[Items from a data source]
* Start *
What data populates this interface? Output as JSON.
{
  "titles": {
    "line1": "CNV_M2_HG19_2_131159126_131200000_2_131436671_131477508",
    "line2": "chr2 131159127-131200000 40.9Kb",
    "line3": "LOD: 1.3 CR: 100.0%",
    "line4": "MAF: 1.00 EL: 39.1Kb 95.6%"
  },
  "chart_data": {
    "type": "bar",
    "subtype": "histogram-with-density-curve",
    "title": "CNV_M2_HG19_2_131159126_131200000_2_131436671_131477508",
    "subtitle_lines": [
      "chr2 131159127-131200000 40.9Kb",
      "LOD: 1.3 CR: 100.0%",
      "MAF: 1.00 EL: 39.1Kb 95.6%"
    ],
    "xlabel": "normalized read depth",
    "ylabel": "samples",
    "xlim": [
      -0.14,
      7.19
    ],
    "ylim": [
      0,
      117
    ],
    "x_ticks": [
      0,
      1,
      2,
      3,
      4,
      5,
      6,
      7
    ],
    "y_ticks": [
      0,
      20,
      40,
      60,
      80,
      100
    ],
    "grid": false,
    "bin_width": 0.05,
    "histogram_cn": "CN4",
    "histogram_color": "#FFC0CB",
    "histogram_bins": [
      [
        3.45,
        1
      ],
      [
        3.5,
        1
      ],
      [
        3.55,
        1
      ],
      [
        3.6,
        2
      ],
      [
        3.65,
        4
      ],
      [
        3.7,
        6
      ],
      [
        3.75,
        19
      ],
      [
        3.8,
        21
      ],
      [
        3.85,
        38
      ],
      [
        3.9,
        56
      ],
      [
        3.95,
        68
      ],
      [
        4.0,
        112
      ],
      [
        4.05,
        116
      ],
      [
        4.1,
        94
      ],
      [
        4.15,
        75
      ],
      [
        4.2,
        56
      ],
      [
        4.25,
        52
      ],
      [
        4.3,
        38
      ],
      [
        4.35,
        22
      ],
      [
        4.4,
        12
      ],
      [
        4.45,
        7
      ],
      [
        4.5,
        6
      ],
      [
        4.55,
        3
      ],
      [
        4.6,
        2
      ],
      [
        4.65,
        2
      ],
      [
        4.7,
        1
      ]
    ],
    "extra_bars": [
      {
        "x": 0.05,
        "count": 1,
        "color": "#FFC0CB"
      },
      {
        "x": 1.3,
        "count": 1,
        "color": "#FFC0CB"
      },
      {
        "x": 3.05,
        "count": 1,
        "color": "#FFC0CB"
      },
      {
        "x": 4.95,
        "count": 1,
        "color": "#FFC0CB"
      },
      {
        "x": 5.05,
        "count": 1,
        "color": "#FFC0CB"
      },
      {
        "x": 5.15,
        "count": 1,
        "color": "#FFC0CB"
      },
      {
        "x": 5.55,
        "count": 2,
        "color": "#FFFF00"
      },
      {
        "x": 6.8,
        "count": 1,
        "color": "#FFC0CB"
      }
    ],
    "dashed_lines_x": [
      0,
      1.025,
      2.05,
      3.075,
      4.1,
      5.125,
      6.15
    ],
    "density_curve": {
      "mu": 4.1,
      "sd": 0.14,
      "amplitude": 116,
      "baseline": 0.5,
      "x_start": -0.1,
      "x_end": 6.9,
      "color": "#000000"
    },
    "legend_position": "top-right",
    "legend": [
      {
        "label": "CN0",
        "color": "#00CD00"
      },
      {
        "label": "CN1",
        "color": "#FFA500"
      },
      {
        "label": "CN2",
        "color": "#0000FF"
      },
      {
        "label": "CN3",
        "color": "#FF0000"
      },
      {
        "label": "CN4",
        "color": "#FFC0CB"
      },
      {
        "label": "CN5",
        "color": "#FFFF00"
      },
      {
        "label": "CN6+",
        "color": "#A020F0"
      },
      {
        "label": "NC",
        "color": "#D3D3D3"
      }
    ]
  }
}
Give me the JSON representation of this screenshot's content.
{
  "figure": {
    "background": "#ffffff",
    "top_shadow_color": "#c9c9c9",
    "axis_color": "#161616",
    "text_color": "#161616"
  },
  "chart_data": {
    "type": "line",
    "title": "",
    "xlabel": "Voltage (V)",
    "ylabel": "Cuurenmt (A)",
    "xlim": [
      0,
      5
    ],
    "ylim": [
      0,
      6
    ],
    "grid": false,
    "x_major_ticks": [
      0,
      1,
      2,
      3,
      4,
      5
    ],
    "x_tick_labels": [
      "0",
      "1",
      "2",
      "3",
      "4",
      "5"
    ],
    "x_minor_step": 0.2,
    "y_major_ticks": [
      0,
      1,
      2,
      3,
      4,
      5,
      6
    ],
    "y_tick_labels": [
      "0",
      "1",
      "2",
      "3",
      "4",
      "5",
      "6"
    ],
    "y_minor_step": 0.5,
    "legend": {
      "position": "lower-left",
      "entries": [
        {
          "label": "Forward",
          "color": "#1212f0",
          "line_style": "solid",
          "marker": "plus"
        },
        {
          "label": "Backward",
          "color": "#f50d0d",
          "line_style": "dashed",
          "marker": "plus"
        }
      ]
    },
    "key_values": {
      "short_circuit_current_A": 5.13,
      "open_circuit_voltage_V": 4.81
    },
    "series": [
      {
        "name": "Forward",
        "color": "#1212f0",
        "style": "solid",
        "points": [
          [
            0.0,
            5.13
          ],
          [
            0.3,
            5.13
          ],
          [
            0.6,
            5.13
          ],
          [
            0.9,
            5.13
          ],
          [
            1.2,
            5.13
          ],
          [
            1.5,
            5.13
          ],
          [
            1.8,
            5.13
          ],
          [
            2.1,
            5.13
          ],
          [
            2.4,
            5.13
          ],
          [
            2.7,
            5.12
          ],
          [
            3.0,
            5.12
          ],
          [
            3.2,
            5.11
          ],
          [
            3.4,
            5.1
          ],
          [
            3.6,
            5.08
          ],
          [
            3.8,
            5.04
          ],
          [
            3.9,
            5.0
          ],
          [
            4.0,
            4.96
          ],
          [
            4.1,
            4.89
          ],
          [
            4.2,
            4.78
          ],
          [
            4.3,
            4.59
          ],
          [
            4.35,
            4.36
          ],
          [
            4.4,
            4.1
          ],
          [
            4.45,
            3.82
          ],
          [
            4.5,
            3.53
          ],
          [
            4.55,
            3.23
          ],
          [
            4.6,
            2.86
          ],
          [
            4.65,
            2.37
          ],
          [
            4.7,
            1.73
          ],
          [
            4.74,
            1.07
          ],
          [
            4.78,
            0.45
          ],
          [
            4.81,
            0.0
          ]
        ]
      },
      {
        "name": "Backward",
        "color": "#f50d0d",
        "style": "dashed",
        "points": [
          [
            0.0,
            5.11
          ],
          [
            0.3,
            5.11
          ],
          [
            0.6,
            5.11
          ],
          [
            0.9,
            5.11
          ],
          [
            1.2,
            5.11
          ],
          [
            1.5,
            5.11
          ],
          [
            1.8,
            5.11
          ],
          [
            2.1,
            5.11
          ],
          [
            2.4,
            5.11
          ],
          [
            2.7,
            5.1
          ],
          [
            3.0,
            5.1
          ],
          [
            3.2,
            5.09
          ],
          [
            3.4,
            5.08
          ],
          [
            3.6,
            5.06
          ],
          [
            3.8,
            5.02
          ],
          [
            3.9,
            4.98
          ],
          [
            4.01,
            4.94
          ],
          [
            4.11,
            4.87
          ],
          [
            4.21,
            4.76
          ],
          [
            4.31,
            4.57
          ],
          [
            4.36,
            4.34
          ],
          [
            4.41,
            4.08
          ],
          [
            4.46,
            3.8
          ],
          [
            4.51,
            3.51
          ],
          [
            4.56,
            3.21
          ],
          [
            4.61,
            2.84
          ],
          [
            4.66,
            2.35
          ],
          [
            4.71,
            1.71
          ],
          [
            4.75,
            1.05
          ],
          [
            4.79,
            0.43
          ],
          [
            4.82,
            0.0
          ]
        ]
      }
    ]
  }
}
* End *
Extract every line above exactly as it stands.

THE OUTPUT »
What data populates this interface? Output as JSON.
{
  "titles": {
    "line1": "CNV_M2_HG19_2_131159126_131200000_2_131436671_131477508",
    "line2": "chr2 131159127-131200000 40.9Kb",
    "line3": "LOD: 1.3 CR: 100.0%",
    "line4": "MAF: 1.00 EL: 39.1Kb 95.6%"
  },
  "chart_data": {
    "type": "bar",
    "subtype": "histogram-with-density-curve",
    "title": "CNV_M2_HG19_2_131159126_131200000_2_131436671_131477508",
    "subtitle_lines": [
      "chr2 131159127-131200000 40.9Kb",
      "LOD: 1.3 CR: 100.0%",
      "MAF: 1.00 EL: 39.1Kb 95.6%"
    ],
    "xlabel": "normalized read depth",
    "ylabel": "samples",
    "xlim": [
      -0.14,
      7.19
    ],
    "ylim": [
      0,
      117
    ],
    "x_ticks": [
      0,
      1,
      2,
      3,
      4,
      5,
      6,
      7
    ],
    "y_ticks": [
      0,
      20,
      40,
      60,
      80,
      100
    ],
    "grid": false,
    "bin_width": 0.05,
    "histogram_cn": "CN4",
    "histogram_color": "#FFC0CB",
    "histogram_bins": [
      [
        3.45,
        1
      ],
      [
        3.5,
        1
      ],
      [
        3.55,
        1
      ],
      [
        3.6,
        2
      ],
      [
        3.65,
        4
      ],
      [
        3.7,
        6
      ],
      [
        3.75,
        19
      ],
      [
        3.8,
        21
      ],
      [
        3.85,
        38
      ],
      [
        3.9,
        56
      ],
      [
        3.95,
        68
      ],
      [
        4.0,
        112
      ],
      [
        4.05,
        116
      ],
      [
        4.1,
        94
      ],
      [
        4.15,
        75
      ],
      [
        4.2,
        56
      ],
      [
        4.25,
        52
      ],
      [
        4.3,
        38
      ],
      [
        4.35,
        22
      ],
      [
        4.4,
        12
      ],
      [
        4.45,
        7
      ],
      [
        4.5,
        6
      ],
      [
        4.55,
        3
      ],
      [
        4.6,
        2
      ],
      [
        4.65,
        2
      ],
      [
        4.7,
        1
      ]
    ],
    "extra_bars": [
      {
        "x": 0.05,
        "count": 1,
        "color": "#FFC0CB"
      },
      {
        "x": 1.3,
        "count": 1,
        "color": "#FFC0CB"
      },
      {
        "x": 3.05,
        "count": 1,
        "color": "#FFC0CB"
      },
      {
        "x": 4.95,
        "count": 1,
        "color": "#FFC0CB"
      },
      {
        "x": 5.05,
        "count": 1,
        "color": "#FFC0CB"
      },
      {
        "x": 5.15,
        "count": 1,
        "color": "#FFC0CB"
      },
      {
        "x": 5.55,
        "count": 2,
        "color": "#FFFF00"
      },
      {
        "x": 6.8,
        "count": 1,
        "color": "#FFC0CB"
      }
    ],
    "dashed_lines_x": [
      0,
      1.025,
      2.05,
      3.075,
      4.1,
      5.125,
      6.15
    ],
    "density_curve": {
      "mu": 4.1,
      "sd": 0.14,
      "amplitude": 116,
      "baseline": 0.5,
      "x_start": -0.1,
      "x_end": 6.9,
      "color": "#000000"
    },
    "legend_position": "top-right",
    "legend": [
      {
        "label": "CN0",
        "color": "#00CD00"
      },
      {
        "label": "CN1",
        "color": "#FFA500"
      },
      {
        "label": "CN2",
        "color": "#0000FF"
      },
      {
        "label": "CN3",
        "color": "#FF0000"
      },
      {
        "label": "CN4",
        "color": "#FFC0CB"
      },
      {
        "label": "CN5",
        "color": "#FFFF00"
      },
      {
        "label": "CN6+",
        "color": "#A020F0"
      },
      {
        "label": "NC",
        "color": "#D3D3D3"
      }
    ]
  }
}
Give me the JSON representation of this screenshot's content.
{
  "figure": {
    "background": "#ffffff",
    "top_shadow_color": "#c9c9c9",
    "axis_color": "#161616",
    "text_color": "#161616"
  },
  "chart_data": {
    "type": "line",
    "title": "",
    "xlabel": "Voltage (V)",
    "ylabel": "Cuurenmt (A)",
    "xlim": [
      0,
      5
    ],
    "ylim": [
      0,
      6
    ],
    "grid": false,
    "x_major_ticks": [
      0,
      1,
      2,
      3,
      4,
      5
    ],
    "x_tick_labels": [
      "0",
      "1",
      "2",
      "3",
      "4",
      "5"
    ],
    "x_minor_step": 0.2,
    "y_major_ticks": [
      0,
      1,
      2,
      3,
      4,
      5,
      6
    ],
    "y_tick_labels": [
      "0",
      "1",
      "2",
      "3",
      "4",
      "5",
      "6"
    ],
    "y_minor_step": 0.5,
    "legend": {
      "position": "lower-left",
      "entries": [
        {
          "label": "Forward",
          "color": "#1212f0",
          "line_style": "solid",
          "marker": "plus"
        },
        {
          "label": "Backward",
          "color": "#f50d0d",
          "line_style": "dashed",
          "marker": "plus"
        }
      ]
    },
    "key_values": {
      "short_circuit_current_A": 5.13,
      "open_circuit_voltage_V": 4.81
    },
    "series": [
      {
        "name": "Forward",
        "color": "#1212f0",
        "style": "solid",
        "points": [
          [
            0.0,
            5.13
          ],
          [
            0.3,
            5.13
          ],
          [
            0.6,
            5.13
          ],
          [
            0.9,
            5.13
          ],
          [
            1.2,
            5.13
          ],
          [
            1.5,
            5.13
          ],
          [
            1.8,
            5.13
          ],
          [
            2.1,
            5.13
          ],
          [
            2.4,
            5.13
          ],
          [
            2.7,
            5.12
          ],
          [
            3.0,
            5.12
          ],
          [
            3.2,
            5.11
          ],
          [
            3.4,
            5.1
          ],
          [
            3.6,
            5.08
          ],
          [
            3.8,
            5.04
          ],
          [
            3.9,
            5.0
          ],
          [
            4.0,
            4.96
          ],
          [
            4.1,
            4.89
          ],
          [
            4.2,
            4.78
          ],
          [
            4.3,
            4.59
          ],
          [
            4.35,
            4.36
          ],
          [
            4.4,
            4.1
          ],
          [
            4.45,
            3.82
          ],
          [
            4.5,
            3.53
          ],
          [
            4.55,
            3.23
          ],
          [
            4.6,
            2.86
          ],
          [
            4.65,
            2.37
          ],
          [
            4.7,
            1.73
          ],
          [
            4.74,
            1.07
          ],
          [
            4.78,
            0.45
          ],
          [
            4.81,
            0.0
          ]
        ]
      },
      {
        "name": "Backward",
        "color": "#f50d0d",
        "style": "dashed",
        "points": [
          [
            0.0,
            5.11
          ],
          [
            0.3,
            5.11
          ],
          [
            0.6,
            5.11
          ],
          [
            0.9,
            5.11
          ],
          [
            1.2,
            5.11
          ],
          [
            1.5,
            5.11
          ],
          [
            1.8,
            5.11
          ],
          [
            2.1,
            5.11
          ],
          [
            2.4,
            5.11
          ],
          [
            2.7,
            5.1
          ],
          [
            3.0,
            5.1
          ],
          [
            3.2,
            5.09
          ],
          [
            3.4,
            5.08
          ],
          [
            3.6,
            5.06
          ],
          [
            3.8,
            5.02
          ],
          [
            3.9,
            4.98
          ],
          [
            4.01,
            4.94
          ],
          [
            4.11,
            4.87
          ],
          [
            4.21,
            4.76
          ],
          [
            4.31,
            4.57
          ],
          [
            4.36,
            4.34
          ],
          [
            4.41,
            4.08
          ],
          [
            4.46,
            3.8
          ],
          [
            4.51,
            3.51
          ],
          [
            4.56,
            3.21
          ],
          [
            4.61,
            2.84
          ],
          [
            4.66,
            2.35
          ],
          [
            4.71,
            1.71
          ],
          [
            4.75,
            1.05
          ],
          [
            4.79,
            0.43
          ],
          [
            4.82,
            0.0
          ]
        ]
      }
    ]
  }
}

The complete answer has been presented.